Written request: Find every line with the word "TradingView". Copy those lines.

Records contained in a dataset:
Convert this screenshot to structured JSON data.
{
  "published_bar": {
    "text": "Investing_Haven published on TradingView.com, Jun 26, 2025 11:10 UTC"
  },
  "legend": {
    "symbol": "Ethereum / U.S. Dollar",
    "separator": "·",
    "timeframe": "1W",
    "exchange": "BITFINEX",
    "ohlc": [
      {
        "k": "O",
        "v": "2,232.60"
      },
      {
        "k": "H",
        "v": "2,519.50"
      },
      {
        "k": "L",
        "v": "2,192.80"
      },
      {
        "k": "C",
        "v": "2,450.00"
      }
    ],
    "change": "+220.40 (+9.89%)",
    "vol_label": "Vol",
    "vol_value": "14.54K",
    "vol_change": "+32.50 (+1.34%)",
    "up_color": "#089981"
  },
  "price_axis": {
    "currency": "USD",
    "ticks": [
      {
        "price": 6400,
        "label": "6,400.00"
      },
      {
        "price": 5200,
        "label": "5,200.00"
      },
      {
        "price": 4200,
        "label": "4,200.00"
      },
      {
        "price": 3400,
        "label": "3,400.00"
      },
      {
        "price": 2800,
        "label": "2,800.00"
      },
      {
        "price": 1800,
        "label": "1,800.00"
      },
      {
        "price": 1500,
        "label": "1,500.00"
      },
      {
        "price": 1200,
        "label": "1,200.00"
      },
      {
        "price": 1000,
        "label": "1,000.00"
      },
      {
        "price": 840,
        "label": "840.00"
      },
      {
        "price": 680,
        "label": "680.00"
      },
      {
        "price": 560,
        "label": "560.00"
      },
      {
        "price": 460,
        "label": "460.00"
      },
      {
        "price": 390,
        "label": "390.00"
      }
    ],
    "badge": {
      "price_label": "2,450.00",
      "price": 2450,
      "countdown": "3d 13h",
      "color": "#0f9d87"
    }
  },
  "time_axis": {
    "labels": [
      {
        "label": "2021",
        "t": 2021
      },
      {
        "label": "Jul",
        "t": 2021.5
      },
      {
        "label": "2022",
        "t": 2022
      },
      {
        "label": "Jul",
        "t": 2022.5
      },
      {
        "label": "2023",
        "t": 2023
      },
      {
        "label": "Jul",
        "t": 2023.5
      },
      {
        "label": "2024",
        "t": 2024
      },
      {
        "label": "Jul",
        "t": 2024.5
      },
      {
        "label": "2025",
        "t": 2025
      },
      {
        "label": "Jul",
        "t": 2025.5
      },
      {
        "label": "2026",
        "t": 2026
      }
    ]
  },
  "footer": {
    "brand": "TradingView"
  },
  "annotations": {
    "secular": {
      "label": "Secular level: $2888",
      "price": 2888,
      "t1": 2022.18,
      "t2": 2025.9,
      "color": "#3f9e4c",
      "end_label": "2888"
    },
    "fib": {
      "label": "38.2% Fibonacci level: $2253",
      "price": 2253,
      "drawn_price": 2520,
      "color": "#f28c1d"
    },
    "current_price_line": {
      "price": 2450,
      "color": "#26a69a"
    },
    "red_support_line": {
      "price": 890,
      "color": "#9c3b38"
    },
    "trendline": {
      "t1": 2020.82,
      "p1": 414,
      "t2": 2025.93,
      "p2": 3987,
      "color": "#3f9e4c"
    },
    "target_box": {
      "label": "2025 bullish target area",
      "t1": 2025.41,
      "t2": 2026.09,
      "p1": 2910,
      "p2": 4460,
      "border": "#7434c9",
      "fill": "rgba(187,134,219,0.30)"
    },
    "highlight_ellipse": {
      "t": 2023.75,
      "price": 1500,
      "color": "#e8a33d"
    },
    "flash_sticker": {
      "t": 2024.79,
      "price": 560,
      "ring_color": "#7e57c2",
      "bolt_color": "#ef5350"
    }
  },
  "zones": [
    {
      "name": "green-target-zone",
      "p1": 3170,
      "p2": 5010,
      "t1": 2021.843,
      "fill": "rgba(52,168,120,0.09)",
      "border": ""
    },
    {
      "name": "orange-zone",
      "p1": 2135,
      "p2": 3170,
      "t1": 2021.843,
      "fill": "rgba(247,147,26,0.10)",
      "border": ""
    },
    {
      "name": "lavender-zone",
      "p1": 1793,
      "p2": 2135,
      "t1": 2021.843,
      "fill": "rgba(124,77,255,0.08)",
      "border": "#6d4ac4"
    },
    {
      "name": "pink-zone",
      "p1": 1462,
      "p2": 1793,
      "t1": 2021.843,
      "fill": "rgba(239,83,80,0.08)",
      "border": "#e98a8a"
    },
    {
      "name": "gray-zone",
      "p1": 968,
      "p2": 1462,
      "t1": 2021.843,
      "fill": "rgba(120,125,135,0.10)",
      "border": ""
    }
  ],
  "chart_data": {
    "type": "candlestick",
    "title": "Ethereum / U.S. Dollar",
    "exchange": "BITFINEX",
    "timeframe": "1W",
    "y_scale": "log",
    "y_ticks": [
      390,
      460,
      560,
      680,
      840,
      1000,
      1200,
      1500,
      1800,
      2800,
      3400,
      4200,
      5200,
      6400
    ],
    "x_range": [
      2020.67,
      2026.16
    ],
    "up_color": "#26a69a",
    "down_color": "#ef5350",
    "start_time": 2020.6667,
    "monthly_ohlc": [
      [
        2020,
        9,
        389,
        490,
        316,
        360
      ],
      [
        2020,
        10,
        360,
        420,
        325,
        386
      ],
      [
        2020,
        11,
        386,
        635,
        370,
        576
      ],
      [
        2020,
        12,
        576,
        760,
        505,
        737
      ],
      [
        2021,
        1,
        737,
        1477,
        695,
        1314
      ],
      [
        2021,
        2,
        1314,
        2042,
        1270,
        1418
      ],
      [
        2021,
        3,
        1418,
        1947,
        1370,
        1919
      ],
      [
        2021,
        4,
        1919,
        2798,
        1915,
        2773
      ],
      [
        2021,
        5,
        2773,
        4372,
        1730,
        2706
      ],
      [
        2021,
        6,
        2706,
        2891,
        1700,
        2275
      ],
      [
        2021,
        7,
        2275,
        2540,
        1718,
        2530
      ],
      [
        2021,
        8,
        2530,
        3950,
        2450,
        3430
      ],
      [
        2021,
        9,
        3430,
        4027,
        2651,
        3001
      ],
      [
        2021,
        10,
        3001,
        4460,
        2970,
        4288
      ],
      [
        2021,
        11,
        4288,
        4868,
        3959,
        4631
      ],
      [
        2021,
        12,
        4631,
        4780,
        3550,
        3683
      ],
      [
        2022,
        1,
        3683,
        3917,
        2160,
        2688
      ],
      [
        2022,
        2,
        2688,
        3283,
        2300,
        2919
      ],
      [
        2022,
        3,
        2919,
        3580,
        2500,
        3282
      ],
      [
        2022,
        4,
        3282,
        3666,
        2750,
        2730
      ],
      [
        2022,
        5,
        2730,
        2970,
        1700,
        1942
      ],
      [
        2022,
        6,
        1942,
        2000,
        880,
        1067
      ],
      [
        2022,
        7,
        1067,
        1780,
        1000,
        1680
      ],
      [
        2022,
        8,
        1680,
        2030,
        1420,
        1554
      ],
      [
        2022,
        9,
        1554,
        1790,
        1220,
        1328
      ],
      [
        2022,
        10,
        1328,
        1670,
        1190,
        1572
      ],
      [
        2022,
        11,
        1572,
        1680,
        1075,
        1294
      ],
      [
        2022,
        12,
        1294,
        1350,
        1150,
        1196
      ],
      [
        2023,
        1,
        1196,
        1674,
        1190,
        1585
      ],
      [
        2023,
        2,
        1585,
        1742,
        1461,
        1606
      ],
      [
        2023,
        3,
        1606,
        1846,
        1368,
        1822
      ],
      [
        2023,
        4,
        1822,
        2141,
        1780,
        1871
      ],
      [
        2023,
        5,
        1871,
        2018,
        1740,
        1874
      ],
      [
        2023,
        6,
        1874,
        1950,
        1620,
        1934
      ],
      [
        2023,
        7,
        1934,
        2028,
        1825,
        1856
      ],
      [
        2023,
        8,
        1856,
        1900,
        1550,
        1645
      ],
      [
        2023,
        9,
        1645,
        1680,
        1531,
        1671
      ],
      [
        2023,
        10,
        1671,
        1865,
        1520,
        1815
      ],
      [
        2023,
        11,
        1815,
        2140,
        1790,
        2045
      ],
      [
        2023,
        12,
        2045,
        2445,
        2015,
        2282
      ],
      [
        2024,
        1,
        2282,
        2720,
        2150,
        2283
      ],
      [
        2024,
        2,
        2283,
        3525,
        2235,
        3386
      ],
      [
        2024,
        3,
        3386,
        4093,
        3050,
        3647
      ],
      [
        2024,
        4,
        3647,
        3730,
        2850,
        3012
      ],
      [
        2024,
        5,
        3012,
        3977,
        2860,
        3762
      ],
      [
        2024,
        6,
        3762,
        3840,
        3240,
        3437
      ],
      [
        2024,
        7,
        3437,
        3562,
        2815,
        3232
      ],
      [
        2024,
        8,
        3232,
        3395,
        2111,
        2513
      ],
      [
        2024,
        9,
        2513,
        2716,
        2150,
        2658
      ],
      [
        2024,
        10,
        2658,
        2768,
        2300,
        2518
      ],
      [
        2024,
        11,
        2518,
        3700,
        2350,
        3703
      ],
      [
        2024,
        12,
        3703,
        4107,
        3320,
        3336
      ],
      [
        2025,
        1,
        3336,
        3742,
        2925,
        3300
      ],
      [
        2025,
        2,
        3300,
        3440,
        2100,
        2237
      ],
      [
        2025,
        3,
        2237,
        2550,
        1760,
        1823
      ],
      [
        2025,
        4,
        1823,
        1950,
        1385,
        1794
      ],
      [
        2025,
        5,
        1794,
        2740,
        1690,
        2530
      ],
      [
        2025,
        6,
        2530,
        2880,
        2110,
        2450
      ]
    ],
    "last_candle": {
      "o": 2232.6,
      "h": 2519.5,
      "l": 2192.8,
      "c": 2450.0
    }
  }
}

Correct response:
    "text": "Investing_Haven published on TradingView.com, Jun 26, 2025 11:10 UTC"
    "brand": "TradingView"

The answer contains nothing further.